═════ PROVIDED DATA ═════

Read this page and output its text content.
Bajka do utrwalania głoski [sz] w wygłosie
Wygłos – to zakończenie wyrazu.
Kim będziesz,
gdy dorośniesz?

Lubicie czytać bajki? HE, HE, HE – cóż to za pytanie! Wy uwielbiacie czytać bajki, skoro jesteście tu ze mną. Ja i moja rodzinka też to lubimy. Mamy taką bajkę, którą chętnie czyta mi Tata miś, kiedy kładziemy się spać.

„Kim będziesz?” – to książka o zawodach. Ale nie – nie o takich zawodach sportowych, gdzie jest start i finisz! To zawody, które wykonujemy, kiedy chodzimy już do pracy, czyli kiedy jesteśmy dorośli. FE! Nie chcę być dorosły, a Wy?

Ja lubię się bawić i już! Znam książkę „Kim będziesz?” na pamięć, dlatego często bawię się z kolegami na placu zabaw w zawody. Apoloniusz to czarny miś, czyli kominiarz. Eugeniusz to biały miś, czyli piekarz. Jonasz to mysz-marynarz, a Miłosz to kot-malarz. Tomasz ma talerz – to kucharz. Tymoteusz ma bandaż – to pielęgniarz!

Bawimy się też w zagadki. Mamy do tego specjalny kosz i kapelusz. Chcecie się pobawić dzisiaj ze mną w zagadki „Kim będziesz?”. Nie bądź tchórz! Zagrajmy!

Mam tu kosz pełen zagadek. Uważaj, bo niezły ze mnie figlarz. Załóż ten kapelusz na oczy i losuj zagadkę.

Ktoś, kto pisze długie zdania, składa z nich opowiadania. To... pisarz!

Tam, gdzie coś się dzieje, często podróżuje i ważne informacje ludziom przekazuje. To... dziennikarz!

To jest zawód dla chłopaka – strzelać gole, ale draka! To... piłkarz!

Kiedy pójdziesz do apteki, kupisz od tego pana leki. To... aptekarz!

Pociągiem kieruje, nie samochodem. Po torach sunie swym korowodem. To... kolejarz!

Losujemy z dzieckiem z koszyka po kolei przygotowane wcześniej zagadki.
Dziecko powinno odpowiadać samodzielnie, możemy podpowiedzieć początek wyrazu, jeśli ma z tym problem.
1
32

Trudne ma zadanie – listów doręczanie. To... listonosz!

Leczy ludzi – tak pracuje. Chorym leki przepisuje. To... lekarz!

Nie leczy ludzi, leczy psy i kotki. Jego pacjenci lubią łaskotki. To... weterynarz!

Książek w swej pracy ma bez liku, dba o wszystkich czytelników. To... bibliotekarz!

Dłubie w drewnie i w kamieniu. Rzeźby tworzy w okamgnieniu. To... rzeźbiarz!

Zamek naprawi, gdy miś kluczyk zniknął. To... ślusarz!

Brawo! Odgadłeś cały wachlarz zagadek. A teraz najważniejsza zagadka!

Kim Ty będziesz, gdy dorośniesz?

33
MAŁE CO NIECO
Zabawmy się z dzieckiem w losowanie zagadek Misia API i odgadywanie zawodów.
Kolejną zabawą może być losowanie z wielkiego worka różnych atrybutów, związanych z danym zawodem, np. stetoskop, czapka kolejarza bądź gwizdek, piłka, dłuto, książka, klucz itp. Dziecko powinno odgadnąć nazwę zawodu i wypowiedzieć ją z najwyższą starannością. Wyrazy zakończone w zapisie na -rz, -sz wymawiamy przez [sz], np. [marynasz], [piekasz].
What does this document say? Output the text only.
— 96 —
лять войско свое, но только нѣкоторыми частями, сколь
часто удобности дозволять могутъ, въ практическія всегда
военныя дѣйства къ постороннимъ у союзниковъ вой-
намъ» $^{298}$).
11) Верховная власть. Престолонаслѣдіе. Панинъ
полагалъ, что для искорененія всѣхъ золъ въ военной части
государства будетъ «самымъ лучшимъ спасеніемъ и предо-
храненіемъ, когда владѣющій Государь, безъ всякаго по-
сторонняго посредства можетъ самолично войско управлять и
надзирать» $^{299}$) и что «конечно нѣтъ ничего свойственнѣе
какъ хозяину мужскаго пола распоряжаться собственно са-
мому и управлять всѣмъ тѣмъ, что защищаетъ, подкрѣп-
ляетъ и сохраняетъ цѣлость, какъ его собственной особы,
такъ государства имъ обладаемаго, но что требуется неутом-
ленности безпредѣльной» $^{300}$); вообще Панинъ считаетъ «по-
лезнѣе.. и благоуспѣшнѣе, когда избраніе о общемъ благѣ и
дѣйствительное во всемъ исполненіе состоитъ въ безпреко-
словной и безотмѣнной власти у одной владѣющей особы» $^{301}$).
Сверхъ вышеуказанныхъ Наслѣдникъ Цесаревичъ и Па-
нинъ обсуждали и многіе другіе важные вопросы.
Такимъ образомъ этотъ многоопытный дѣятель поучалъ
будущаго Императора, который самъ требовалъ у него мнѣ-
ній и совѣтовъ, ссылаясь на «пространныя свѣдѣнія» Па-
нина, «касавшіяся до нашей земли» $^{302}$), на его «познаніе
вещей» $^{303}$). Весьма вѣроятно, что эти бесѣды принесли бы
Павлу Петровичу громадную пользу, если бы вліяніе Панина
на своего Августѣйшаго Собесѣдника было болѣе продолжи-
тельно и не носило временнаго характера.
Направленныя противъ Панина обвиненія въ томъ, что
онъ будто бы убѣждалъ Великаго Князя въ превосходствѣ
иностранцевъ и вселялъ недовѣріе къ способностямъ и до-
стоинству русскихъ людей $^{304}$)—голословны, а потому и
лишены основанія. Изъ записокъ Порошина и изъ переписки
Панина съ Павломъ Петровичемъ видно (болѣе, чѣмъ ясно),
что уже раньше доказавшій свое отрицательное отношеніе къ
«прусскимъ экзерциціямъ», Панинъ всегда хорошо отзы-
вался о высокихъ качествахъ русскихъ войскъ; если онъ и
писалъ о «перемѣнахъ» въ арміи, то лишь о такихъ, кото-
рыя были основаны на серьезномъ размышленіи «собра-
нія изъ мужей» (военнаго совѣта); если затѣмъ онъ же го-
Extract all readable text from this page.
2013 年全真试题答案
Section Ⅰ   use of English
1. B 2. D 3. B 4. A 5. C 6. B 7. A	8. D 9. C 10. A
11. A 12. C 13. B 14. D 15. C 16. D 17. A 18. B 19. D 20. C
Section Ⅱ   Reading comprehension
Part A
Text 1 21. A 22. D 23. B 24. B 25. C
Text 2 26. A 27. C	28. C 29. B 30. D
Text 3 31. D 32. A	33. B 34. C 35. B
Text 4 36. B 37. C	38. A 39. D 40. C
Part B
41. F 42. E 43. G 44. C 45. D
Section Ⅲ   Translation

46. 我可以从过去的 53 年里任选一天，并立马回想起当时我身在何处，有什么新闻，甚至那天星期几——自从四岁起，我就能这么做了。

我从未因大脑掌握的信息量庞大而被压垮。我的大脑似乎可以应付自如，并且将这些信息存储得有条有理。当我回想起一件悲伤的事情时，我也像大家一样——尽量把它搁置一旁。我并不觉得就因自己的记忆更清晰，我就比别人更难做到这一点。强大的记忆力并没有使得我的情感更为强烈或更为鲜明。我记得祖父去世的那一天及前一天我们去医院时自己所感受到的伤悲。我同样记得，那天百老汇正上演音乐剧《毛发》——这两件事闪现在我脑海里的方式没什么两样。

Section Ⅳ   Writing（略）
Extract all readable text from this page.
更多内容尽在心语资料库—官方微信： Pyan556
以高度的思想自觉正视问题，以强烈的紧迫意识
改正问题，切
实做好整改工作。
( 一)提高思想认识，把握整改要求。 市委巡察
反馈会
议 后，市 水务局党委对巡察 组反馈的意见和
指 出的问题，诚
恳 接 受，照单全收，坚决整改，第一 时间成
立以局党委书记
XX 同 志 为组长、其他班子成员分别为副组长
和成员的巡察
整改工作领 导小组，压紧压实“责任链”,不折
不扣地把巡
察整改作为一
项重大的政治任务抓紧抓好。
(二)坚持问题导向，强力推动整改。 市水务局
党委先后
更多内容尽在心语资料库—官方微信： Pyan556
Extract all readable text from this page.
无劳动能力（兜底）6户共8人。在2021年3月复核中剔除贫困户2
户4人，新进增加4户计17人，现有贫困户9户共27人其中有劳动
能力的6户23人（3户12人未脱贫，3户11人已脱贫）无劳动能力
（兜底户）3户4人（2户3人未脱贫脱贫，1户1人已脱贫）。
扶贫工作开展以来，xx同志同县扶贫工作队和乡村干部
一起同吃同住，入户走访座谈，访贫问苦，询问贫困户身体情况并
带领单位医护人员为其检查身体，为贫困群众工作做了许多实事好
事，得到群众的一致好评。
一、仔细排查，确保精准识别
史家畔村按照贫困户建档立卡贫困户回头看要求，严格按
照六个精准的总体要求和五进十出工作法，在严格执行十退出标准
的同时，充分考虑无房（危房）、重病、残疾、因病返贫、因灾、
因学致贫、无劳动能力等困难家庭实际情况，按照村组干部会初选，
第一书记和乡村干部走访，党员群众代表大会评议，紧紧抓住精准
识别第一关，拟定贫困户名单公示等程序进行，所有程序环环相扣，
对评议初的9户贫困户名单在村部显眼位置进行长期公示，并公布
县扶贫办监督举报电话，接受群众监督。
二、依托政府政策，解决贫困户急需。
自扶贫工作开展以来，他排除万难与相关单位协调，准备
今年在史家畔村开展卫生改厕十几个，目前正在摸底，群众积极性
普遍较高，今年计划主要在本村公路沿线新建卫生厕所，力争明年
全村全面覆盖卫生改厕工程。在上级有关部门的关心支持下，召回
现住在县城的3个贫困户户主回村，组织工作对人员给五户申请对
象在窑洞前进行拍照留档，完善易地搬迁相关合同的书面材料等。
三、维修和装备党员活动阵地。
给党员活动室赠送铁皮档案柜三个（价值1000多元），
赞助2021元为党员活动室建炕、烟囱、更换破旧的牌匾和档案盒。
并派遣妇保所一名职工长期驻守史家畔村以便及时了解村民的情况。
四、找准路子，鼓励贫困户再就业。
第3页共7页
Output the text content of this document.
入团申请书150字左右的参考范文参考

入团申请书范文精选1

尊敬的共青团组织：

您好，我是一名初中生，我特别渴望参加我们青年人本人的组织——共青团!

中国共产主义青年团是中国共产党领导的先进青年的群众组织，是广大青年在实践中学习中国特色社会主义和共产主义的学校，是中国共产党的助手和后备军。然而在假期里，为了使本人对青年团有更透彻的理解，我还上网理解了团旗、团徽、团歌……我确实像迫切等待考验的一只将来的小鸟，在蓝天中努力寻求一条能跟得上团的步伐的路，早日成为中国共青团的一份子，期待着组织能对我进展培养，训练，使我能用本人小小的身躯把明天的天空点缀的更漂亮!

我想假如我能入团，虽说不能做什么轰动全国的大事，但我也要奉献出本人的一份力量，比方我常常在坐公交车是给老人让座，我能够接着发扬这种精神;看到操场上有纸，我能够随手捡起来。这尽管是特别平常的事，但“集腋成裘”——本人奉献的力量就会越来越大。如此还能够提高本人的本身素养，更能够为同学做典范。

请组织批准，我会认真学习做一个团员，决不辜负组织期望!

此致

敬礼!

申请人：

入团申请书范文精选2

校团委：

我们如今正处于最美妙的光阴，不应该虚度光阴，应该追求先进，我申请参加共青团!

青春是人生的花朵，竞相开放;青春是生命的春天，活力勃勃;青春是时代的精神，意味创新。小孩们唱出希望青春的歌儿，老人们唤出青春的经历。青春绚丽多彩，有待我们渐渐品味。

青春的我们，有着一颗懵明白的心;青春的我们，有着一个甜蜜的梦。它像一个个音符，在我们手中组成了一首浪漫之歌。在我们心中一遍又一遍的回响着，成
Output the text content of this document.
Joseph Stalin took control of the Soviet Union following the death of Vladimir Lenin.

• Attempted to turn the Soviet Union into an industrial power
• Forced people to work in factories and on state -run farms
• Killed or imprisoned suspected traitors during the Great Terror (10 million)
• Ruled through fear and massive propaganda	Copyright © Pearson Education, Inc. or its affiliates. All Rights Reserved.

═════

### JOB:
Copy out every line with the word "особы".

### TASK OUTPUT:
ляетъ и сохраняетъ цѣлость, какъ его собственной особы,
словной и безотмѣнной власти у одной владѣющей особы» $^{301}$).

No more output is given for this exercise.